> **Task goal**: Each line that contains the string "uticaj" counts once; report how many such lines appear in the data, as a number only.

> **Supplied entries**:
※ ※ ※

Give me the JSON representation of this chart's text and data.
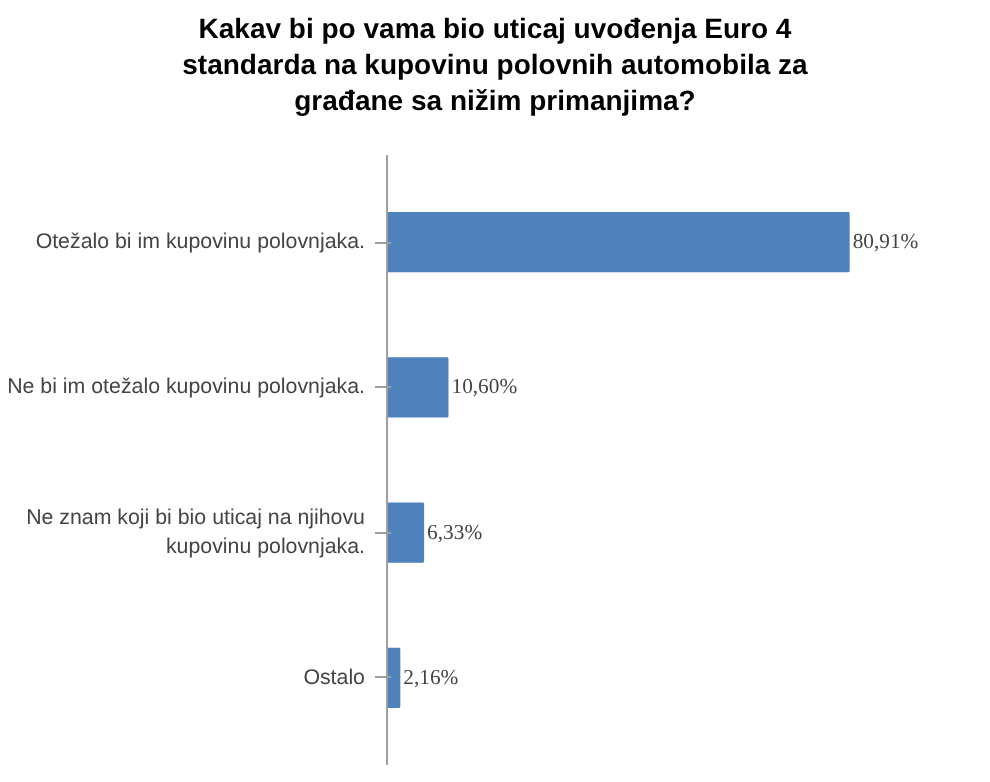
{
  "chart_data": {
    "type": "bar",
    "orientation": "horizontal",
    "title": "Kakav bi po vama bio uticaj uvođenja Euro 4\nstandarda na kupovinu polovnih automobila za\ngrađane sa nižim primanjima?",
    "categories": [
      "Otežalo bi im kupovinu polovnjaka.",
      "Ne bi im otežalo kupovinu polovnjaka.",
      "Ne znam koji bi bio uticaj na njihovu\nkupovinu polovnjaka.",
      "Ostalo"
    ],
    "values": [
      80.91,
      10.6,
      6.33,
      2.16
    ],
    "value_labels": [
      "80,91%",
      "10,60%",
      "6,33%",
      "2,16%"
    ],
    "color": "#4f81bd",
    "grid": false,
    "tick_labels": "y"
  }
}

※ ※ ※

> **Answer to this task**: 2